╭─ DATA FOR PROCESSING

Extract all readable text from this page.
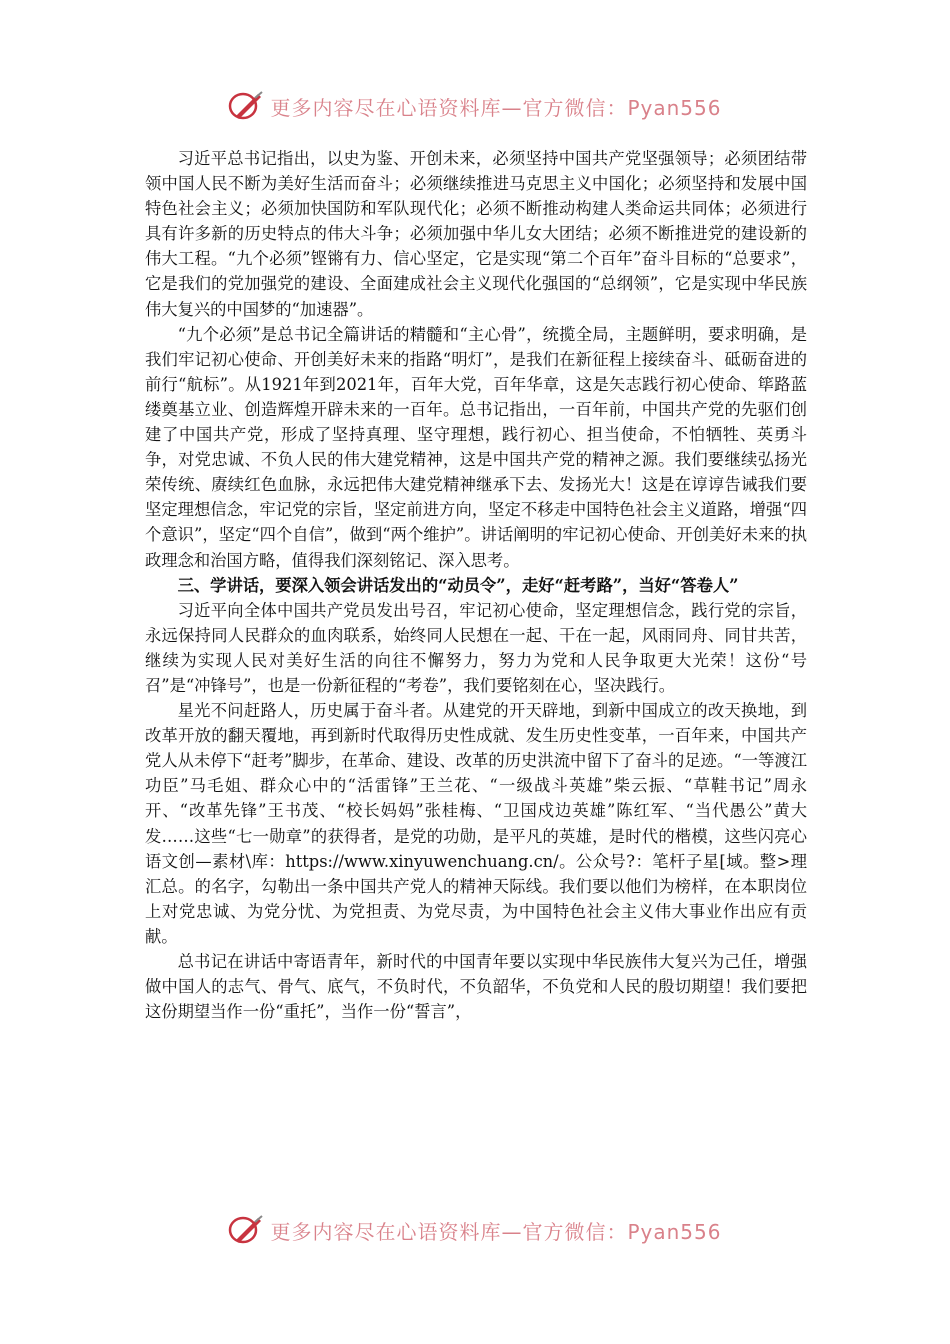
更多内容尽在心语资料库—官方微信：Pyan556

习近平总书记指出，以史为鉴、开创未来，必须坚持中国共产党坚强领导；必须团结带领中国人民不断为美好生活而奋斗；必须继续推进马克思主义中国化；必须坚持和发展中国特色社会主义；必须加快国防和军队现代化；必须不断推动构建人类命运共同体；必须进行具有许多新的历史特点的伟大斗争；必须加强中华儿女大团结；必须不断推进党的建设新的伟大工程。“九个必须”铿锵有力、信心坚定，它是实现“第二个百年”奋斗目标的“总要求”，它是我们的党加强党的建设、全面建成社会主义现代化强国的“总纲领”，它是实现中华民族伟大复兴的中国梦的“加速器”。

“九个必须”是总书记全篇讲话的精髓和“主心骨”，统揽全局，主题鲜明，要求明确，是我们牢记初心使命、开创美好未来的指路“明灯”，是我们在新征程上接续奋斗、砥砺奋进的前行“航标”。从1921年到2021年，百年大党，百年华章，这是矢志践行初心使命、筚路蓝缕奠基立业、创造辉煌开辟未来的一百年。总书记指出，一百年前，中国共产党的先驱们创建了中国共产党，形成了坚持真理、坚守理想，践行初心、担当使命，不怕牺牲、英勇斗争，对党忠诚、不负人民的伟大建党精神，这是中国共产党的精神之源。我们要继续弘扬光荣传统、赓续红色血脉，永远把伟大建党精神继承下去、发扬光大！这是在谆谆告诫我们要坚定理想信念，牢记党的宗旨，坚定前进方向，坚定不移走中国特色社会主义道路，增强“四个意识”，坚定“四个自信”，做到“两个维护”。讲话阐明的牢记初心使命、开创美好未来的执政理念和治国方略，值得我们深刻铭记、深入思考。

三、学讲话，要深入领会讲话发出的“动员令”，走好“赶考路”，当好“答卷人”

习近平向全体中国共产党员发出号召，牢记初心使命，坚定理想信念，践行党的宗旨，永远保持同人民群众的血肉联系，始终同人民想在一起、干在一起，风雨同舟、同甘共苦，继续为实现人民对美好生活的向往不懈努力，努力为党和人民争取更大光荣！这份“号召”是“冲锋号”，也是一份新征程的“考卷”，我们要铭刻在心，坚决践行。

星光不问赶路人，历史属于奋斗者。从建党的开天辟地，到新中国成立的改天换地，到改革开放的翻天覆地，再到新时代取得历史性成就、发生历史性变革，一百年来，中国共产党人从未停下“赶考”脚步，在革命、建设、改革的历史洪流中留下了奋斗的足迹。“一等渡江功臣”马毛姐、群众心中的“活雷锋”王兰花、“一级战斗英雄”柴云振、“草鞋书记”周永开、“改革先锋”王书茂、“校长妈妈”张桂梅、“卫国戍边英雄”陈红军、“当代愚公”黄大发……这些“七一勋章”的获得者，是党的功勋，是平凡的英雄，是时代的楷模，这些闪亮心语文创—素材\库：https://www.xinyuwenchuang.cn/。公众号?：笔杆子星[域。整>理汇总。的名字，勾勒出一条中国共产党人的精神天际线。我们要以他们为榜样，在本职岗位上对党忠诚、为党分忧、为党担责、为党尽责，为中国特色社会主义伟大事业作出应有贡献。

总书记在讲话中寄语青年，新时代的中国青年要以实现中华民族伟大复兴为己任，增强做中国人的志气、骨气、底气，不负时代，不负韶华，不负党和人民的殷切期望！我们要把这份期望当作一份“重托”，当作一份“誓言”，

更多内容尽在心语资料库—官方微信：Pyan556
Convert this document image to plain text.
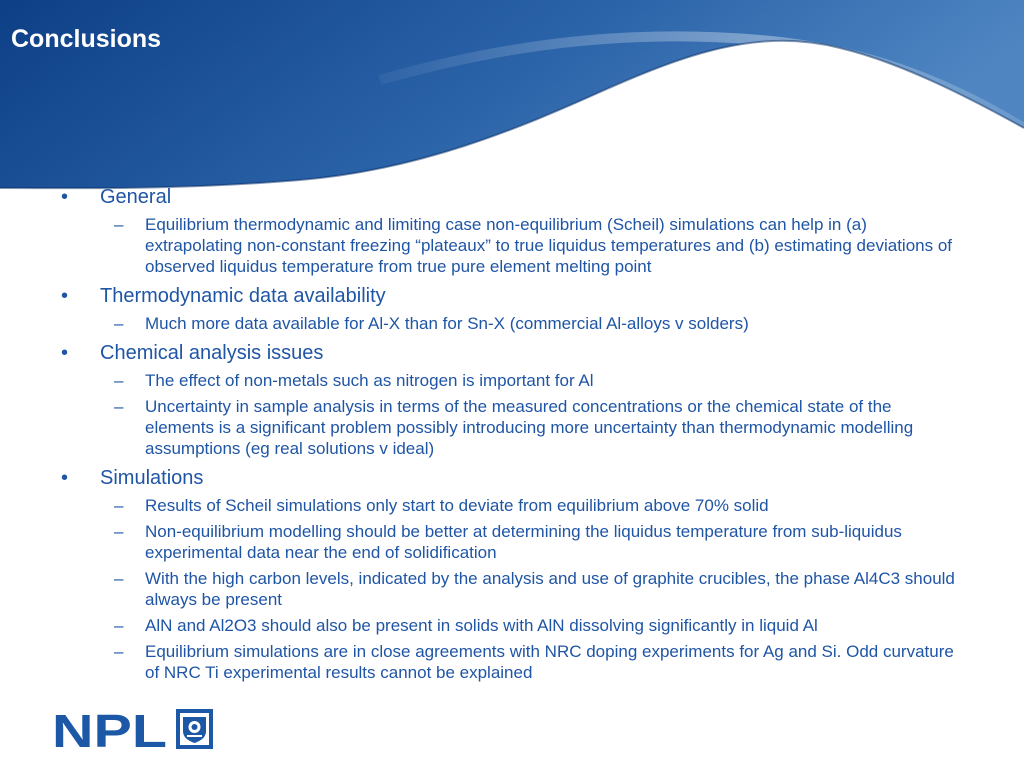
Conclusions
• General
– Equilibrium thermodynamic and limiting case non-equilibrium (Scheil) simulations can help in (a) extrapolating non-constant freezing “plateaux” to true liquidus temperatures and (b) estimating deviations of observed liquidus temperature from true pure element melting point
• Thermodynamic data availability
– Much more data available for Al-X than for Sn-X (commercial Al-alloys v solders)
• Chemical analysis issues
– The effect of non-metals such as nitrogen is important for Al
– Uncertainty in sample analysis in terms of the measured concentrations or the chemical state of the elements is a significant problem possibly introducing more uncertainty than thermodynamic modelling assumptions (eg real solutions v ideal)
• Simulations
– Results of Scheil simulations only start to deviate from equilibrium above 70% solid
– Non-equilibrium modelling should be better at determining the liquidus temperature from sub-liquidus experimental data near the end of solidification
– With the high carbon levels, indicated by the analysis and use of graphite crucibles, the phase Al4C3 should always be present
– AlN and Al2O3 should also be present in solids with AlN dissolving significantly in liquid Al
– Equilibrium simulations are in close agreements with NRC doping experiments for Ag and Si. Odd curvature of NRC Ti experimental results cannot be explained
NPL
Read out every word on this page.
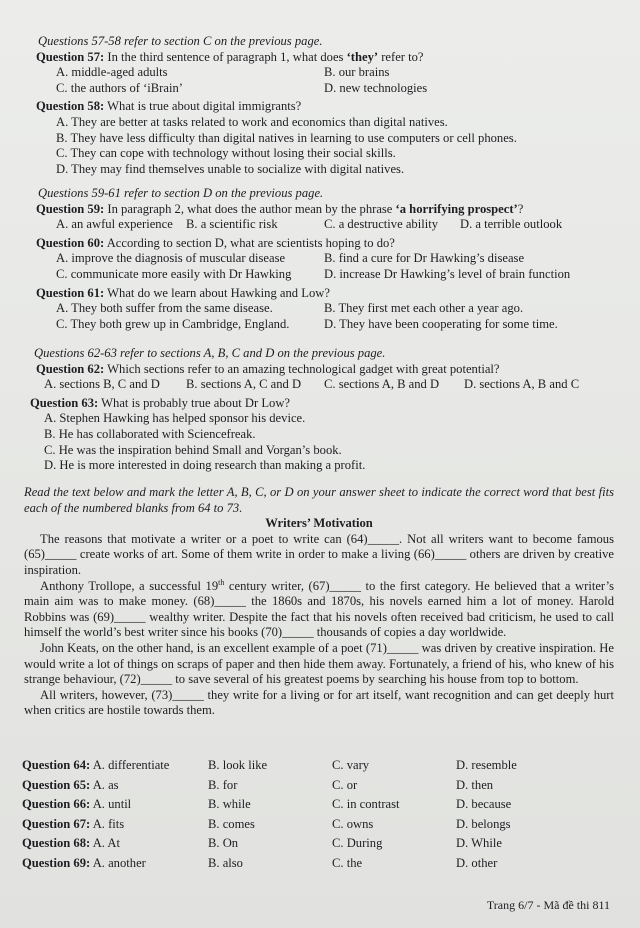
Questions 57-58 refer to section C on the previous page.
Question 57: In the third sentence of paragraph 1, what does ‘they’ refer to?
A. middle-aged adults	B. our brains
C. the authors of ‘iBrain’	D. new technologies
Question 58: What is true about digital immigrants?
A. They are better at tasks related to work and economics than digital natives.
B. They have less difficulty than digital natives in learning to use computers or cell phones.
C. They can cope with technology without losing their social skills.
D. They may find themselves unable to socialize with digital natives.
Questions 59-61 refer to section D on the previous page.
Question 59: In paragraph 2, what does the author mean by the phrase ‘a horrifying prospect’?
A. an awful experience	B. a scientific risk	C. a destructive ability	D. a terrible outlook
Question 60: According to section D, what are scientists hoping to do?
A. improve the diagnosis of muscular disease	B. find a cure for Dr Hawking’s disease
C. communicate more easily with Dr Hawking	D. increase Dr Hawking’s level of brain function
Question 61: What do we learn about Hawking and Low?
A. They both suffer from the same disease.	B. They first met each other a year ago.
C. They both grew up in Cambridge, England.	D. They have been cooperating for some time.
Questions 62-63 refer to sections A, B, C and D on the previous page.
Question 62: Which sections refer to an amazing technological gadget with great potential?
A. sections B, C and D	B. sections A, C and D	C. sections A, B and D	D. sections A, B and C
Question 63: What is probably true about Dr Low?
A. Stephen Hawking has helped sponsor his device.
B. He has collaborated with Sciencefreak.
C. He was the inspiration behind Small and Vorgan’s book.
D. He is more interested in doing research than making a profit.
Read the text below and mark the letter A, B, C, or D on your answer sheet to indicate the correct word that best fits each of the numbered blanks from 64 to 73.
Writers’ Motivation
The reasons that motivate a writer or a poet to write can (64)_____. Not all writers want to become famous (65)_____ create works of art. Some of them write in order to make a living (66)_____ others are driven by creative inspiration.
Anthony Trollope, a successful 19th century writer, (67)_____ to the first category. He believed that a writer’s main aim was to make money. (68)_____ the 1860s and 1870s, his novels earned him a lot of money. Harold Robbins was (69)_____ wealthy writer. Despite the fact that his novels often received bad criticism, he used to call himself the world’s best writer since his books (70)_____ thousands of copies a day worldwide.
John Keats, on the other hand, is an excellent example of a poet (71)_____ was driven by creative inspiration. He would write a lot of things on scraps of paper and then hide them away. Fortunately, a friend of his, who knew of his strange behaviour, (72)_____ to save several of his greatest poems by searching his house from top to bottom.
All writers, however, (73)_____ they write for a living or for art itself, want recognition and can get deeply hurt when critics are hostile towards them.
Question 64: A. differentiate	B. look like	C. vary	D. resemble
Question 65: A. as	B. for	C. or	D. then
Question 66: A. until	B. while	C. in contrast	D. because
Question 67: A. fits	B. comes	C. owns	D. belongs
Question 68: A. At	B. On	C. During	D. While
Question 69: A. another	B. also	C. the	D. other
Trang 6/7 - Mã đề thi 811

╰─

Copy everything in the records above except the pictures, exactly as written.

▶ _ANSWER TO THIS TASK_
Extract all readable text from this page.
更多内容尽在心语资料库—官方微信：Pyan556

习近平总书记指出，以史为鉴、开创未来，必须坚持中国共产党坚强领导；必须团结带领中国人民不断为美好生活而奋斗；必须继续推进马克思主义中国化；必须坚持和发展中国特色社会主义；必须加快国防和军队现代化；必须不断推动构建人类命运共同体；必须进行具有许多新的历史特点的伟大斗争；必须加强中华儿女大团结；必须不断推进党的建设新的伟大工程。“九个必须”铿锵有力、信心坚定，它是实现“第二个百年”奋斗目标的“总要求”，它是我们的党加强党的建设、全面建成社会主义现代化强国的“总纲领”，它是实现中华民族伟大复兴的中国梦的“加速器”。

“九个必须”是总书记全篇讲话的精髓和“主心骨”，统揽全局，主题鲜明，要求明确，是我们牢记初心使命、开创美好未来的指路“明灯”，是我们在新征程上接续奋斗、砥砺奋进的前行“航标”。从1921年到2021年，百年大党，百年华章，这是矢志践行初心使命、筚路蓝缕奠基立业、创造辉煌开辟未来的一百年。总书记指出，一百年前，中国共产党的先驱们创建了中国共产党，形成了坚持真理、坚守理想，践行初心、担当使命，不怕牺牲、英勇斗争，对党忠诚、不负人民的伟大建党精神，这是中国共产党的精神之源。我们要继续弘扬光荣传统、赓续红色血脉，永远把伟大建党精神继承下去、发扬光大！这是在谆谆告诫我们要坚定理想信念，牢记党的宗旨，坚定前进方向，坚定不移走中国特色社会主义道路，增强“四个意识”，坚定“四个自信”，做到“两个维护”。讲话阐明的牢记初心使命、开创美好未来的执政理念和治国方略，值得我们深刻铭记、深入思考。

三、学讲话，要深入领会讲话发出的“动员令”，走好“赶考路”，当好“答卷人”

习近平向全体中国共产党员发出号召，牢记初心使命，坚定理想信念，践行党的宗旨，永远保持同人民群众的血肉联系，始终同人民想在一起、干在一起，风雨同舟、同甘共苦，继续为实现人民对美好生活的向往不懈努力，努力为党和人民争取更大光荣！这份“号召”是“冲锋号”，也是一份新征程的“考卷”，我们要铭刻在心，坚决践行。

星光不问赶路人，历史属于奋斗者。从建党的开天辟地，到新中国成立的改天换地，到改革开放的翻天覆地，再到新时代取得历史性成就、发生历史性变革，一百年来，中国共产党人从未停下“赶考”脚步，在革命、建设、改革的历史洪流中留下了奋斗的足迹。“一等渡江功臣”马毛姐、群众心中的“活雷锋”王兰花、“一级战斗英雄”柴云振、“草鞋书记”周永开、“改革先锋”王书茂、“校长妈妈”张桂梅、“卫国戍边英雄”陈红军、“当代愚公”黄大发……这些“七一勋章”的获得者，是党的功勋，是平凡的英雄，是时代的楷模，这些闪亮心语文创—素材\库：https://www.xinyuwenchuang.cn/。公众号?：笔杆子星[域。整>理汇总。的名字，勾勒出一条中国共产党人的精神天际线。我们要以他们为榜样，在本职岗位上对党忠诚、为党分忧、为党担责、为党尽责，为中国特色社会主义伟大事业作出应有贡献。

总书记在讲话中寄语青年，新时代的中国青年要以实现中华民族伟大复兴为己任，增强做中国人的志气、骨气、底气，不负时代，不负韶华，不负党和人民的殷切期望！我们要把这份期望当作一份“重托”，当作一份“誓言”，

更多内容尽在心语资料库—官方微信：Pyan556
Convert this document image to plain text.
Conclusions
• General
– Equilibrium thermodynamic and limiting case non-equilibrium (Scheil) simulations can help in (a) extrapolating non-constant freezing “plateaux” to true liquidus temperatures and (b) estimating deviations of observed liquidus temperature from true pure element melting point
• Thermodynamic data availability
– Much more data available for Al-X than for Sn-X (commercial Al-alloys v solders)
• Chemical analysis issues
– The effect of non-metals such as nitrogen is important for Al
– Uncertainty in sample analysis in terms of the measured concentrations or the chemical state of the elements is a significant problem possibly introducing more uncertainty than thermodynamic modelling assumptions (eg real solutions v ideal)
• Simulations
– Results of Scheil simulations only start to deviate from equilibrium above 70% solid
– Non-equilibrium modelling should be better at determining the liquidus temperature from sub-liquidus experimental data near the end of solidification
– With the high carbon levels, indicated by the analysis and use of graphite crucibles, the phase Al4C3 should always be present
– AlN and Al2O3 should also be present in solids with AlN dissolving significantly in liquid Al
– Equilibrium simulations are in close agreements with NRC doping experiments for Ag and Si. Odd curvature of NRC Ti experimental results cannot be explained
NPL
Read out every word on this page.
Questions 57-58 refer to section C on the previous page.
Question 57: In the third sentence of paragraph 1, what does ‘they’ refer to?
A. middle-aged adults	B. our brains
C. the authors of ‘iBrain’	D. new technologies
Question 58: What is true about digital immigrants?
A. They are better at tasks related to work and economics than digital natives.
B. They have less difficulty than digital natives in learning to use computers or cell phones.
C. They can cope with technology without losing their social skills.
D. They may find themselves unable to socialize with digital natives.
Questions 59-61 refer to section D on the previous page.
Question 59: In paragraph 2, what does the author mean by the phrase ‘a horrifying prospect’?
A. an awful experience	B. a scientific risk	C. a destructive ability	D. a terrible outlook
Question 60: According to section D, what are scientists hoping to do?
A. improve the diagnosis of muscular disease	B. find a cure for Dr Hawking’s disease
C. communicate more easily with Dr Hawking	D. increase Dr Hawking’s level of brain function
Question 61: What do we learn about Hawking and Low?
A. They both suffer from the same disease.	B. They first met each other a year ago.
C. They both grew up in Cambridge, England.	D. They have been cooperating for some time.
Questions 62-63 refer to sections A, B, C and D on the previous page.
Question 62: Which sections refer to an amazing technological gadget with great potential?
A. sections B, C and D	B. sections A, C and D	C. sections A, B and D	D. sections A, B and C
Question 63: What is probably true about Dr Low?
A. Stephen Hawking has helped sponsor his device.
B. He has collaborated with Sciencefreak.
C. He was the inspiration behind Small and Vorgan’s book.
D. He is more interested in doing research than making a profit.
Read the text below and mark the letter A, B, C, or D on your answer sheet to indicate the correct word that best fits each of the numbered blanks from 64 to 73.
Writers’ Motivation
The reasons that motivate a writer or a poet to write can (64)_____. Not all writers want to become famous (65)_____ create works of art. Some of them write in order to make a living (66)_____ others are driven by creative inspiration.
Anthony Trollope, a successful 19th century writer, (67)_____ to the first category. He believed that a writer’s main aim was to make money. (68)_____ the 1860s and 1870s, his novels earned him a lot of money. Harold Robbins was (69)_____ wealthy writer. Despite the fact that his novels often received bad criticism, he used to call himself the world’s best writer since his books (70)_____ thousands of copies a day worldwide.
John Keats, on the other hand, is an excellent example of a poet (71)_____ was driven by creative inspiration. He would write a lot of things on scraps of paper and then hide them away. Fortunately, a friend of his, who knew of his strange behaviour, (72)_____ to save several of his greatest poems by searching his house from top to bottom.
All writers, however, (73)_____ they write for a living or for art itself, want recognition and can get deeply hurt when critics are hostile towards them.
Question 64: A. differentiate	B. look like	C. vary	D. resemble
Question 65: A. as	B. for	C. or	D. then
Question 66: A. until	B. while	C. in contrast	D. because
Question 67: A. fits	B. comes	C. owns	D. belongs
Question 68: A. At	B. On	C. During	D. While
Question 69: A. another	B. also	C. the	D. other
Trang 6/7 - Mã đề thi 811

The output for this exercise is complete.